• **Objective**: Pull out all lines from the listing below in which the word "بلادي" appears.

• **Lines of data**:

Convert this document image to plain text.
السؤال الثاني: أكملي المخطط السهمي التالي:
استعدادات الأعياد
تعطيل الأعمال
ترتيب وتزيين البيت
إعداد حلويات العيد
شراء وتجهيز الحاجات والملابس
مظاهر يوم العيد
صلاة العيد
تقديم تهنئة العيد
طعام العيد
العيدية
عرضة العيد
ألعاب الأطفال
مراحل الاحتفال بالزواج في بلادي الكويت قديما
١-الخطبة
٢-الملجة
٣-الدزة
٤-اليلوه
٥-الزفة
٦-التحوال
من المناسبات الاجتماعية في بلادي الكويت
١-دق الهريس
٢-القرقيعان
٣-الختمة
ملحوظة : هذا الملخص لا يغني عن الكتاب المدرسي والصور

• **Exercise output**:
مراحل الاحتفال بالزواج في بلادي الكويت قديما
من المناسبات الاجتماعية في بلادي الكويت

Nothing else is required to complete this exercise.